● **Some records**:
◇ ◇ ◇ ◇ ◇

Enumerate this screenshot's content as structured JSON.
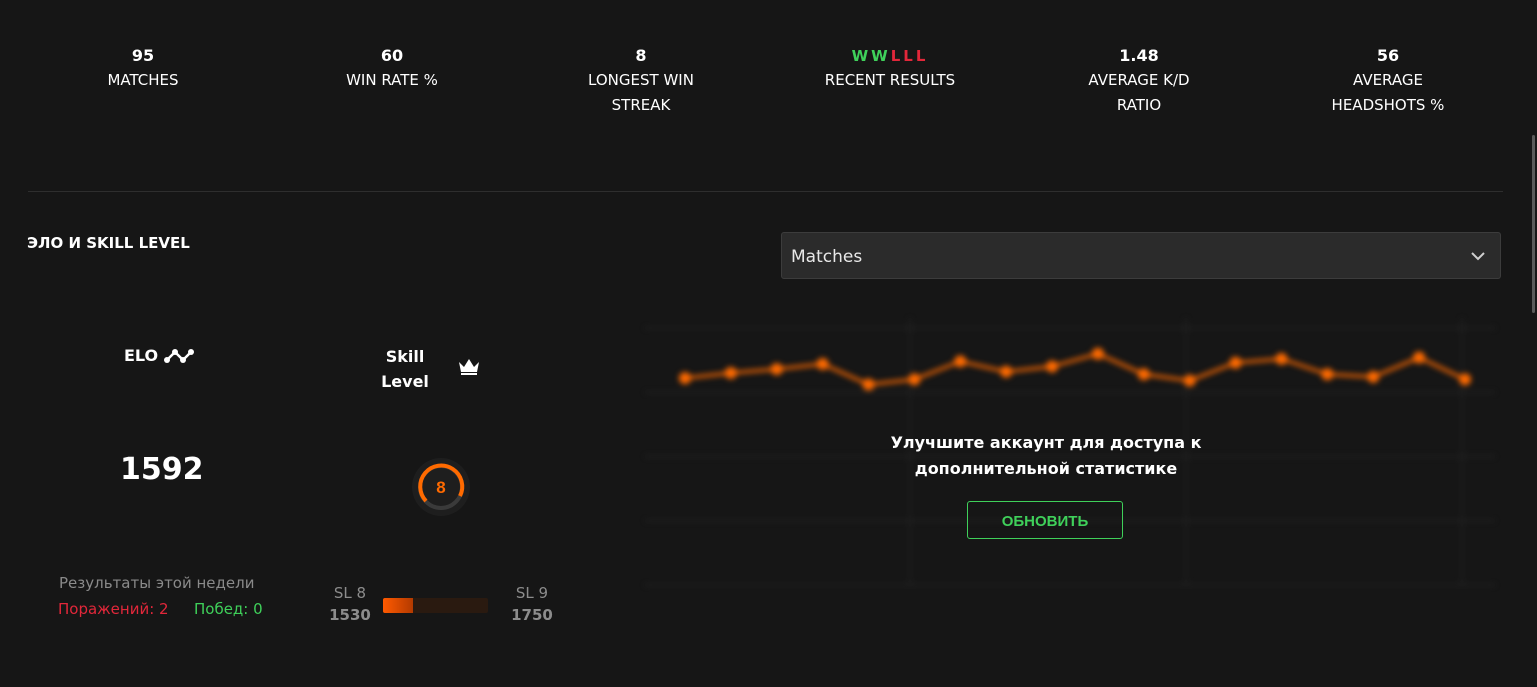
{
  "stats": [
    {
      "value": "95",
      "label": "MATCHES"
    },
    {
      "value": "60",
      "label": "WIN RATE %"
    },
    {
      "value": "8",
      "label": "LONGEST WIN STREAK"
    },
    {
      "value": "",
      "label": "RECENT RESULTS"
    },
    {
      "value": "1.48",
      "label": "AVERAGE K/D RATIO"
    },
    {
      "value": "56",
      "label": "AVERAGE HEADSHOTS %"
    }
  ],
  "recent_results": [
    "W",
    "W",
    "L",
    "L",
    "L"
  ],
  "section_title": "ЭЛО И SKILL LEVEL",
  "select": {
    "value": "Matches"
  },
  "elo": {
    "label": "ELO",
    "value": "1592"
  },
  "skill": {
    "label": "Skill Level",
    "value": "8"
  },
  "week": {
    "title": "Результаты этой недели",
    "losses": "Поражений: 2",
    "wins": "Побед: 0"
  },
  "progress": {
    "from_label": "SL 8",
    "from_value": "1530",
    "to_label": "SL 9",
    "to_value": "1750",
    "fill_fraction": 0.29
  },
  "upgrade": {
    "message": "Улучшите аккаунт для доступа к дополнительной статистике",
    "button": "ОБНОВИТЬ"
  },
  "colors": {
    "win": "#3fd05a",
    "loss": "#e2273a",
    "accent": "#ff6a00"
  },
  "chart_data": {
    "type": "line",
    "x": [
      1,
      2,
      3,
      4,
      5,
      6,
      7,
      8,
      9,
      10,
      11,
      12,
      13,
      14,
      15,
      16,
      17,
      18
    ],
    "series": [
      {
        "values": [
          1610,
          1650,
          1680,
          1720,
          1560,
          1600,
          1740,
          1660,
          1700,
          1800,
          1640,
          1590,
          1730,
          1760,
          1640,
          1620,
          1770,
          1600
        ]
      }
    ],
    "ylim": [
      0,
      2000
    ],
    "y_ticks": [
      "",
      "",
      "",
      "",
      ""
    ],
    "grid": true,
    "note_blurred": true
  }
}
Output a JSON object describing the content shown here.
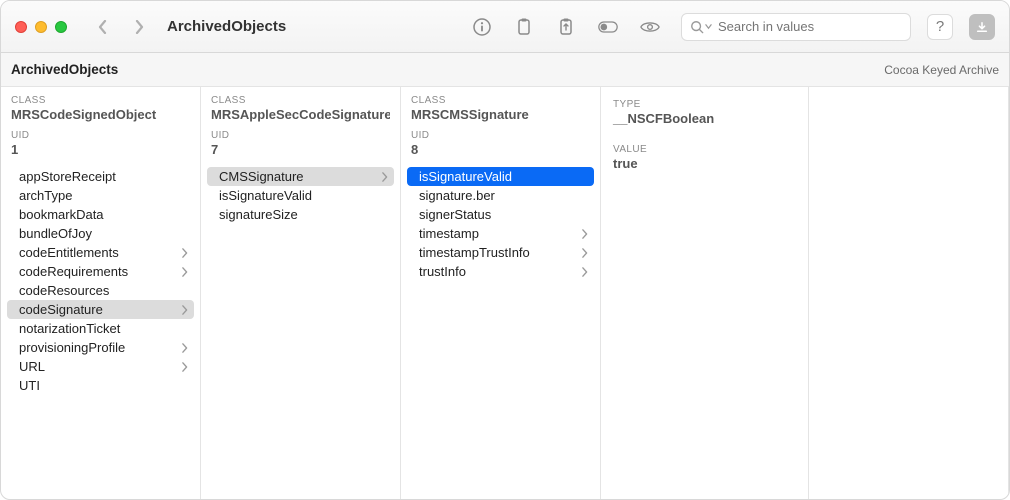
{
  "titlebar": {
    "title": "ArchivedObjects",
    "search_placeholder": "Search in values",
    "help_label": "?"
  },
  "subheader": {
    "breadcrumb": "ArchivedObjects",
    "format": "Cocoa Keyed Archive"
  },
  "columns": [
    {
      "header": {
        "class_label": "CLASS",
        "class_value": "MRSCodeSignedObject",
        "uid_label": "UID",
        "uid_value": "1"
      },
      "items": [
        {
          "label": "appStoreReceipt",
          "has_children": false
        },
        {
          "label": "archType",
          "has_children": false
        },
        {
          "label": "bookmarkData",
          "has_children": false
        },
        {
          "label": "bundleOfJoy",
          "has_children": false
        },
        {
          "label": "codeEntitlements",
          "has_children": true
        },
        {
          "label": "codeRequirements",
          "has_children": true
        },
        {
          "label": "codeResources",
          "has_children": false
        },
        {
          "label": "codeSignature",
          "has_children": true,
          "selected": "gray"
        },
        {
          "label": "notarizationTicket",
          "has_children": false
        },
        {
          "label": "provisioningProfile",
          "has_children": true
        },
        {
          "label": "URL",
          "has_children": true
        },
        {
          "label": "UTI",
          "has_children": false
        }
      ]
    },
    {
      "header": {
        "class_label": "CLASS",
        "class_value": "MRSAppleSecCodeSignature",
        "uid_label": "UID",
        "uid_value": "7"
      },
      "items": [
        {
          "label": "CMSSignature",
          "has_children": true,
          "selected": "gray"
        },
        {
          "label": "isSignatureValid",
          "has_children": false
        },
        {
          "label": "signatureSize",
          "has_children": false
        }
      ]
    },
    {
      "header": {
        "class_label": "CLASS",
        "class_value": "MRSCMSSignature",
        "uid_label": "UID",
        "uid_value": "8"
      },
      "items": [
        {
          "label": "isSignatureValid",
          "has_children": false,
          "selected": "blue"
        },
        {
          "label": "signature.ber",
          "has_children": false
        },
        {
          "label": "signerStatus",
          "has_children": false
        },
        {
          "label": "timestamp",
          "has_children": true
        },
        {
          "label": "timestampTrustInfo",
          "has_children": true
        },
        {
          "label": "trustInfo",
          "has_children": true
        }
      ]
    }
  ],
  "detail": {
    "type_label": "TYPE",
    "type_value": "__NSCFBoolean",
    "value_label": "VALUE",
    "value_value": "true"
  }
}
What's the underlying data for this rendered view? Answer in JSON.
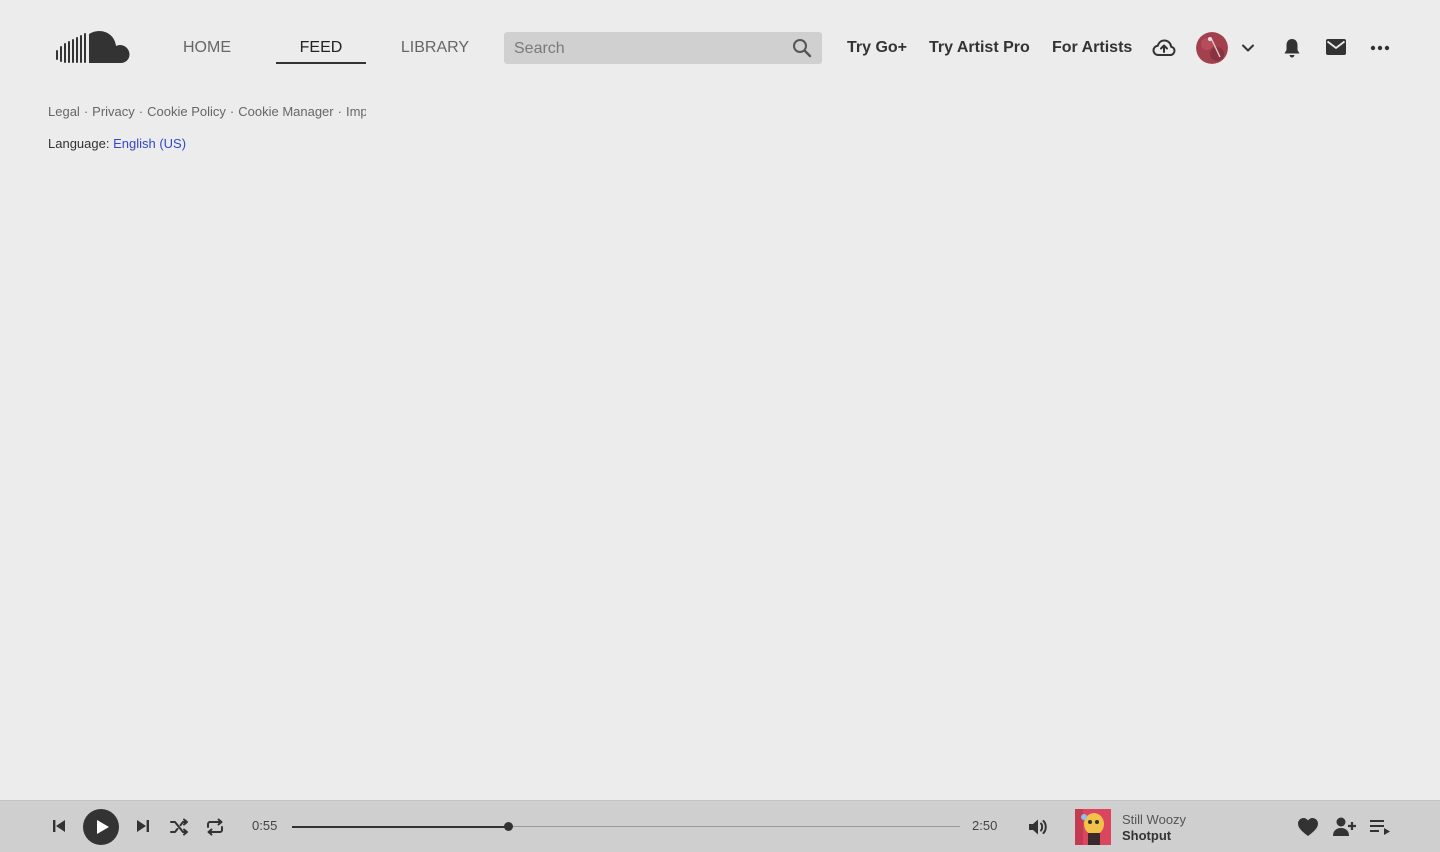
{
  "header": {
    "logo_icon": "soundcloud-logo",
    "nav": [
      {
        "label": "HOME",
        "active": false
      },
      {
        "label": "FEED",
        "active": true
      },
      {
        "label": "LIBRARY",
        "active": false
      }
    ],
    "search": {
      "placeholder": "Search",
      "value": "",
      "icon": "search-icon"
    },
    "links": {
      "try_go_plus": "Try Go+",
      "try_artist_pro": "Try Artist Pro",
      "for_artists": "For Artists"
    },
    "icons": [
      "upload-cloud-icon",
      "avatar",
      "chevron-down-icon",
      "bell-icon",
      "mail-icon",
      "more-icon"
    ]
  },
  "footer": {
    "links": [
      "Legal",
      "Privacy",
      "Cookie Policy",
      "Cookie Manager",
      "Imprint"
    ],
    "separator": "·",
    "language_label": "Language:",
    "language_value": "English (US)"
  },
  "player": {
    "elapsed": "0:55",
    "duration": "2:50",
    "progress_fraction": 0.3235,
    "artist": "Still Woozy",
    "track": "Shotput",
    "icons": [
      "skip-back-icon",
      "play-icon",
      "skip-forward-icon",
      "shuffle-icon",
      "repeat-icon",
      "volume-icon",
      "heart-icon",
      "follow-user-icon",
      "queue-icon"
    ]
  },
  "colors": {
    "background": "#ececec",
    "player_bg": "#cfcfcf",
    "link_blue": "#3347c7",
    "text_dark": "#333333"
  }
}
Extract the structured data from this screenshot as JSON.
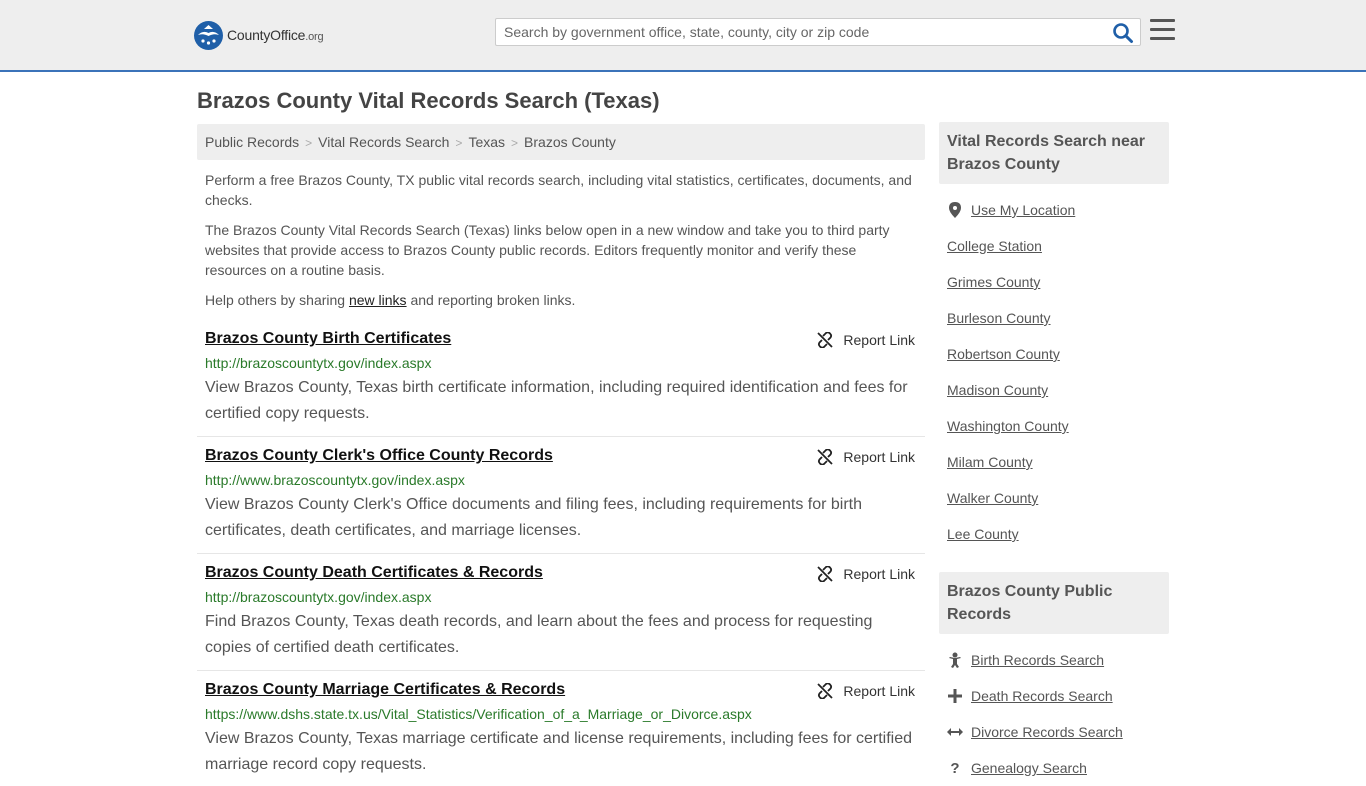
{
  "header": {
    "logo_text": "CountyOffice",
    "logo_tld": ".org",
    "search_placeholder": "Search by government office, state, county, city or zip code"
  },
  "page_title": "Brazos County Vital Records Search (Texas)",
  "breadcrumb": [
    "Public Records",
    "Vital Records Search",
    "Texas",
    "Brazos County"
  ],
  "intro": {
    "p1": "Perform a free Brazos County, TX public vital records search, including vital statistics, certificates, documents, and checks.",
    "p2": "The Brazos County Vital Records Search (Texas) links below open in a new window and take you to third party websites that provide access to Brazos County public records. Editors frequently monitor and verify these resources on a routine basis.",
    "p3_before": "Help others by sharing ",
    "p3_link": "new links",
    "p3_after": " and reporting broken links."
  },
  "report_label": "Report Link",
  "entries": [
    {
      "title": "Brazos County Birth Certificates",
      "url": "http://brazoscountytx.gov/index.aspx",
      "desc": "View Brazos County, Texas birth certificate information, including required identification and fees for certified copy requests."
    },
    {
      "title": "Brazos County Clerk's Office County Records",
      "url": "http://www.brazoscountytx.gov/index.aspx",
      "desc": "View Brazos County Clerk's Office documents and filing fees, including requirements for birth certificates, death certificates, and marriage licenses."
    },
    {
      "title": "Brazos County Death Certificates & Records",
      "url": "http://brazoscountytx.gov/index.aspx",
      "desc": "Find Brazos County, Texas death records, and learn about the fees and process for requesting copies of certified death certificates."
    },
    {
      "title": "Brazos County Marriage Certificates & Records",
      "url": "https://www.dshs.state.tx.us/Vital_Statistics/Verification_of_a_Marriage_or_Divorce.aspx",
      "desc": "View Brazos County, Texas marriage certificate and license requirements, including fees for certified marriage record copy requests."
    }
  ],
  "sidebar": {
    "near_heading": "Vital Records Search near Brazos County",
    "near_items": [
      "Use My Location",
      "College Station",
      "Grimes County",
      "Burleson County",
      "Robertson County",
      "Madison County",
      "Washington County",
      "Milam County",
      "Walker County",
      "Lee County"
    ],
    "public_heading": "Brazos County Public Records",
    "public_items": [
      {
        "label": "Birth Records Search",
        "icon": "baby-icon"
      },
      {
        "label": "Death Records Search",
        "icon": "cross-icon"
      },
      {
        "label": "Divorce Records Search",
        "icon": "arrows-icon"
      },
      {
        "label": "Genealogy Search",
        "icon": "question-icon"
      }
    ]
  },
  "colors": {
    "accent": "#3b73b9",
    "url_green": "#2a7a2a",
    "panel_bg": "#eeeeee"
  }
}
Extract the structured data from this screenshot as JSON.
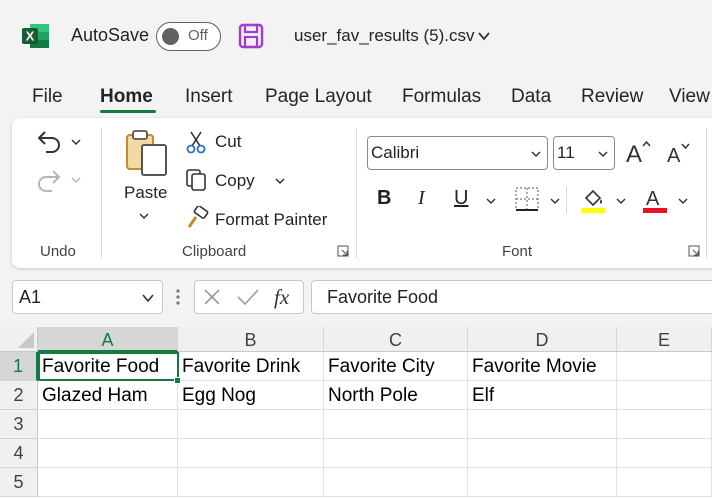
{
  "titlebar": {
    "autosave_label": "AutoSave",
    "autosave_state": "Off",
    "file_name": "user_fav_results (5).csv"
  },
  "tabs": [
    "File",
    "Home",
    "Insert",
    "Page Layout",
    "Formulas",
    "Data",
    "Review",
    "View"
  ],
  "active_tab": "Home",
  "ribbon": {
    "undo": {
      "label": "Undo"
    },
    "clipboard": {
      "label": "Clipboard",
      "paste": "Paste",
      "cut": "Cut",
      "copy": "Copy",
      "format_painter": "Format Painter"
    },
    "font": {
      "label": "Font",
      "font_name": "Calibri",
      "font_size": "11",
      "bold": "B",
      "italic": "I",
      "underline": "U",
      "highlight_color": "#ffff00",
      "font_color": "#e81123"
    }
  },
  "formula_bar": {
    "name_box": "A1",
    "formula": "Favorite Food"
  },
  "sheet": {
    "columns": [
      "A",
      "B",
      "C",
      "D",
      "E"
    ],
    "rows": [
      "1",
      "2",
      "3",
      "4",
      "5"
    ],
    "cells": [
      [
        "Favorite Food",
        "Favorite Drink",
        "Favorite City",
        "Favorite Movie",
        ""
      ],
      [
        "Glazed Ham",
        "Egg Nog",
        "North Pole",
        "Elf",
        ""
      ],
      [
        "",
        "",
        "",
        "",
        ""
      ],
      [
        "",
        "",
        "",
        "",
        ""
      ],
      [
        "",
        "",
        "",
        "",
        ""
      ]
    ],
    "active_cell": "A1"
  },
  "colors": {
    "accent": "#107c41",
    "excel_green": "#107c41",
    "save_icon": "#a33bd0"
  }
}
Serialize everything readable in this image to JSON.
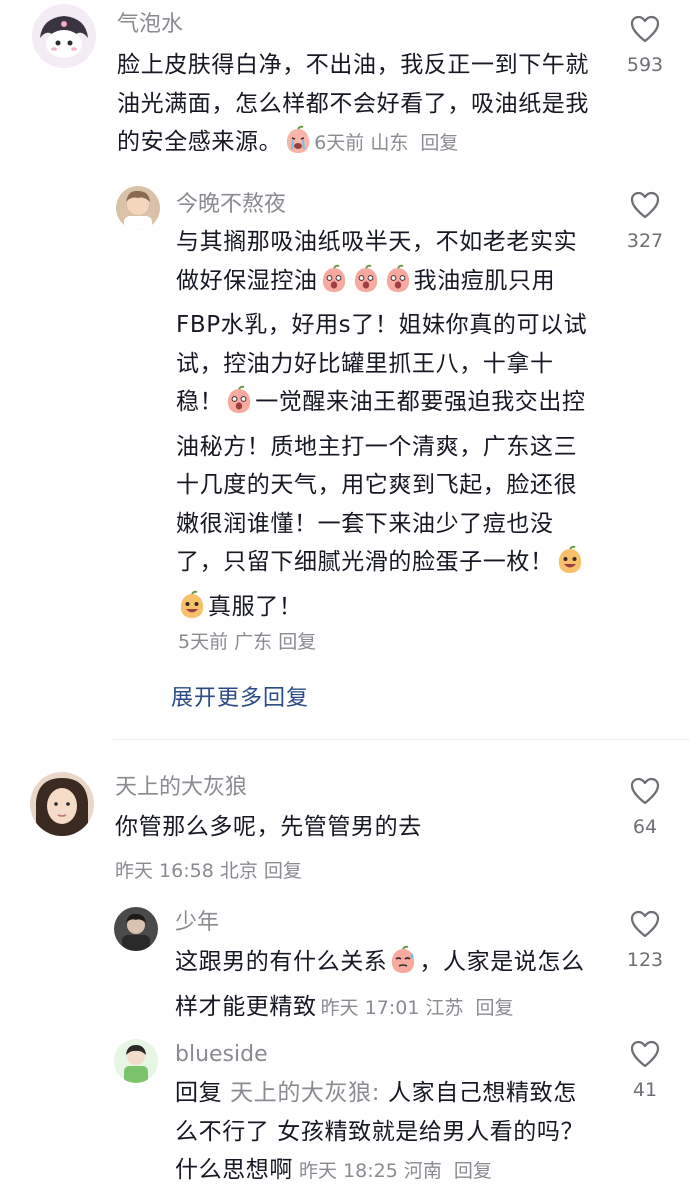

◇ ◇ ◇ ◇ ◇

List all lines holding the string "content".

Enumerate this screenshot's content as structured JSON.
Output a JSON object describing the content shown here.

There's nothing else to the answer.